* [Written problem]: Check each line for the string "Electricity". Give only the count of lines that have it.

begin Entries shown

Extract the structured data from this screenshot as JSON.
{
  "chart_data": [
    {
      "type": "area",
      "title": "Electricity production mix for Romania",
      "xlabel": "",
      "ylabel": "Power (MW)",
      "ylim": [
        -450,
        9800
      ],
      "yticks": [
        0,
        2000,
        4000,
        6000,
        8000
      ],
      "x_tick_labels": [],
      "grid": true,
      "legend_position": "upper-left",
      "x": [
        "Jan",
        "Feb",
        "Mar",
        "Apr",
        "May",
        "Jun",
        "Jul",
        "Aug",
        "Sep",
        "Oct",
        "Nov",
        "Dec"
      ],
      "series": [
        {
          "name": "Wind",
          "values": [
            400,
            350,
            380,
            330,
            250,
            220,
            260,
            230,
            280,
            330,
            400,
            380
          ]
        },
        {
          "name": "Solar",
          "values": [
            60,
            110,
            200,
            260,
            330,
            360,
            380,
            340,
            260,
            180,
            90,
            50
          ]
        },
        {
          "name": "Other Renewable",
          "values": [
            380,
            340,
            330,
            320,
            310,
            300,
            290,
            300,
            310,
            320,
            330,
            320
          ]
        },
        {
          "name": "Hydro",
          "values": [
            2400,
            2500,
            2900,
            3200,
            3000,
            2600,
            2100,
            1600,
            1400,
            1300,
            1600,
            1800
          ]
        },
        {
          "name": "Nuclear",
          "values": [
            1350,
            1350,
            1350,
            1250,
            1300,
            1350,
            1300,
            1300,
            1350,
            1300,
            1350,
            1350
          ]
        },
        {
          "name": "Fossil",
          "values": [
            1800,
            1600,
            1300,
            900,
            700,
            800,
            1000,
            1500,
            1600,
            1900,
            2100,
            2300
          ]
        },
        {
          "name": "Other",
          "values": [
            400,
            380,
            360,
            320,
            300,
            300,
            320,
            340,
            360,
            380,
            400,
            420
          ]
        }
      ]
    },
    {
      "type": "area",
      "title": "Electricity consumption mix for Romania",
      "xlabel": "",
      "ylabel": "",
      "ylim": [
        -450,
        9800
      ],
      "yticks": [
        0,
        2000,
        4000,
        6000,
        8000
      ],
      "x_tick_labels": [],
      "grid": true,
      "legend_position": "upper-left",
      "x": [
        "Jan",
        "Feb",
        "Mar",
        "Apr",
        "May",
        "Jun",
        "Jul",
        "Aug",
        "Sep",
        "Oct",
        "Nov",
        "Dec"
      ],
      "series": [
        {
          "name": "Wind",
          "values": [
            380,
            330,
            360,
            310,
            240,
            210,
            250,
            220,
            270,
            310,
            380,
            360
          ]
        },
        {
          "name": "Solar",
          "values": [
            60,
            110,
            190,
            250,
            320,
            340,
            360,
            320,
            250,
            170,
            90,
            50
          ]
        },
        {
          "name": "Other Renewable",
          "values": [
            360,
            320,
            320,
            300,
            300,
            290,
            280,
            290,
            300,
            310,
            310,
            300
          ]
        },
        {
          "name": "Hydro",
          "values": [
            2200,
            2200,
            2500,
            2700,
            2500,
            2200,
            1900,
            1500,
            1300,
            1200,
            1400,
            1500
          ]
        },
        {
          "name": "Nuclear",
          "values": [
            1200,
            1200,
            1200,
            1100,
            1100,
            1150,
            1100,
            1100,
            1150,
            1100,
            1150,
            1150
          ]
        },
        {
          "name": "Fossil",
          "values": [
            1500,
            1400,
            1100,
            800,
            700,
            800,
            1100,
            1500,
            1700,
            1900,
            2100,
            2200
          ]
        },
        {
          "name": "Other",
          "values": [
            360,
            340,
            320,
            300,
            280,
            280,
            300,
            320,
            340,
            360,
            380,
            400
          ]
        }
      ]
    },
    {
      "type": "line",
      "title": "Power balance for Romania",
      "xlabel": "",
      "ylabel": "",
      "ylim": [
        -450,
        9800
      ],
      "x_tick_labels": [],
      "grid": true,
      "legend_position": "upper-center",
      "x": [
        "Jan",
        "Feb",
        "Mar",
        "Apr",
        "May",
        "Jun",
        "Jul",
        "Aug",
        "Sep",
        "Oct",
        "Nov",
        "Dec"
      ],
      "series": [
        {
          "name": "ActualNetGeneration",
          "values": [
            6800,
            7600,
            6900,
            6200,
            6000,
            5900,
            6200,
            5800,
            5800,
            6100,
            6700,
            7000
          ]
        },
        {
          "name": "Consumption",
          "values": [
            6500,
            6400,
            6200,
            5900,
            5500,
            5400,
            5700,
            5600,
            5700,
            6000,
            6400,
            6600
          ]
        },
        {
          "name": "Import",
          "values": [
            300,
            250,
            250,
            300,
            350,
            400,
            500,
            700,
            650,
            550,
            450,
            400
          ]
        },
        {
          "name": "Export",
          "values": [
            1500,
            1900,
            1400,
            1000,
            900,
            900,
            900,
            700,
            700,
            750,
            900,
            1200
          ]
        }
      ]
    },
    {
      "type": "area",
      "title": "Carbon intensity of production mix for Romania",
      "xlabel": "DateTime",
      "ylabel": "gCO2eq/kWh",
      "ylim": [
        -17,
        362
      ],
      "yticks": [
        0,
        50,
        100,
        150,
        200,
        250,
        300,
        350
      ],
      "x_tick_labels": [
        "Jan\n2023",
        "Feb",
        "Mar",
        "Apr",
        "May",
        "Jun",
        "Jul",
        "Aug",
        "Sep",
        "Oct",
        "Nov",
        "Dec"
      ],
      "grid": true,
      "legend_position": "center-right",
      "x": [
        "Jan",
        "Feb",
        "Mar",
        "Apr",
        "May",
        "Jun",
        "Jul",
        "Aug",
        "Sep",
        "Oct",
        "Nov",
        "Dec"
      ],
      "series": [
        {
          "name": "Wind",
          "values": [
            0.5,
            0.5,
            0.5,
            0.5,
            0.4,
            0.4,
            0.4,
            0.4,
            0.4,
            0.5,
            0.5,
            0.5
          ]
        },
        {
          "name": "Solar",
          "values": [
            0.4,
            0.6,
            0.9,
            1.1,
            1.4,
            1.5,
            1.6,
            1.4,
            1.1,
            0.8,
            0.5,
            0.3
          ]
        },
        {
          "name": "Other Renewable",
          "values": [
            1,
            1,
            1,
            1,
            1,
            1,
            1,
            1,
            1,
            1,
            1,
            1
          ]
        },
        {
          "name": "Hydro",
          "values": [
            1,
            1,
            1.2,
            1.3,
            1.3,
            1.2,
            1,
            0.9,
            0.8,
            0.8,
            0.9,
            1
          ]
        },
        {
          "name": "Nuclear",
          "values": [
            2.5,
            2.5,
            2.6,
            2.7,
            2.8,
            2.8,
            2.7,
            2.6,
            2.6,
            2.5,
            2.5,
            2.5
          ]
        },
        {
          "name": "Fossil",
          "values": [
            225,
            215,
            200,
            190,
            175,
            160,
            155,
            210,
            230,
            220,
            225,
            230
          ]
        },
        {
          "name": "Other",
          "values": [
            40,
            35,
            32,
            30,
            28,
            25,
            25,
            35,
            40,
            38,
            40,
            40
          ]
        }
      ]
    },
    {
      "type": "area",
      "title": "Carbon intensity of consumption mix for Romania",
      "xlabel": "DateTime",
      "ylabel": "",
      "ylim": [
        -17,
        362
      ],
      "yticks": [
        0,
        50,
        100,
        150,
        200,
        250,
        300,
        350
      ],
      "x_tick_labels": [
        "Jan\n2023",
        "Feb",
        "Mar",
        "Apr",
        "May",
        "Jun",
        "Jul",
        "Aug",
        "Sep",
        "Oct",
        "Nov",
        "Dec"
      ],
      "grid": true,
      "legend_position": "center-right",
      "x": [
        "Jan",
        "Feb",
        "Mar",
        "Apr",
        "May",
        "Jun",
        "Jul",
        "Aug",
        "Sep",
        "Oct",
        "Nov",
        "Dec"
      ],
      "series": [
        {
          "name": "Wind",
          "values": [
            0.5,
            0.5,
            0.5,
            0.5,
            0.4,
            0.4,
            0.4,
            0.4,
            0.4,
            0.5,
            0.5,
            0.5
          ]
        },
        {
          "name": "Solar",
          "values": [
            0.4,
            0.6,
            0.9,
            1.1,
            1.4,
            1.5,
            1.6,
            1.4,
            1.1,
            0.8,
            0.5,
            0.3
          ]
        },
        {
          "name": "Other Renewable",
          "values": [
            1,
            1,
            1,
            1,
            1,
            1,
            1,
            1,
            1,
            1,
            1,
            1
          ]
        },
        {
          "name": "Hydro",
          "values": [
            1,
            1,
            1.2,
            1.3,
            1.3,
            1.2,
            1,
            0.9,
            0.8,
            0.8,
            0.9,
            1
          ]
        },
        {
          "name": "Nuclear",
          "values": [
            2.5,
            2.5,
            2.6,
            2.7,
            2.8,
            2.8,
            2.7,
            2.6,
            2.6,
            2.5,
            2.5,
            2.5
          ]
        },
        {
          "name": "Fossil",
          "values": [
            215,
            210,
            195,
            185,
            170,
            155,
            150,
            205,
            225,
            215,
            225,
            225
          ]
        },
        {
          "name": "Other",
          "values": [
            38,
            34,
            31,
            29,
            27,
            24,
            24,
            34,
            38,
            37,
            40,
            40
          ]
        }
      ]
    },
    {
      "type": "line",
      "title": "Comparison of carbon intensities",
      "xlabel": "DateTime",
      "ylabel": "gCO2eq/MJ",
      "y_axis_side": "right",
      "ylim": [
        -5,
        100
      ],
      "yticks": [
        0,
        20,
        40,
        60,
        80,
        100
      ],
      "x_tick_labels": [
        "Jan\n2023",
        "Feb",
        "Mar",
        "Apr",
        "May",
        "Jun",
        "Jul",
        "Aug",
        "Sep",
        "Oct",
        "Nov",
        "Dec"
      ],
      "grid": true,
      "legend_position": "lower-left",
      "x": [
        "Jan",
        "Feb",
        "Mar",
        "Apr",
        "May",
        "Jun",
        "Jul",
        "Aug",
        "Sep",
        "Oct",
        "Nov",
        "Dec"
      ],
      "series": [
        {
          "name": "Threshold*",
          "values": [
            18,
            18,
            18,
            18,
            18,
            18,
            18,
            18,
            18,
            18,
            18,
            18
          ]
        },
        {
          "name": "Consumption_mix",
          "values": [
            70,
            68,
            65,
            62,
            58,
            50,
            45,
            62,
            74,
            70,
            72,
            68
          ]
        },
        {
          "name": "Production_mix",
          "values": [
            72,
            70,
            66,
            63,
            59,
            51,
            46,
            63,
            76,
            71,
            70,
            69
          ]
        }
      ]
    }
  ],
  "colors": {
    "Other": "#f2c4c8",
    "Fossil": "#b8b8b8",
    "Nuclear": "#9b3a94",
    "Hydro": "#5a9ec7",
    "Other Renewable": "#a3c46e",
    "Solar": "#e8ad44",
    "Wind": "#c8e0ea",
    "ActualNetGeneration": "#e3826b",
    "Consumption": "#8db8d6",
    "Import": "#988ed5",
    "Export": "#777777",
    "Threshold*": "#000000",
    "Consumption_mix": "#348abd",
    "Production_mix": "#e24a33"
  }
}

end Entries shown

* [Result]: 2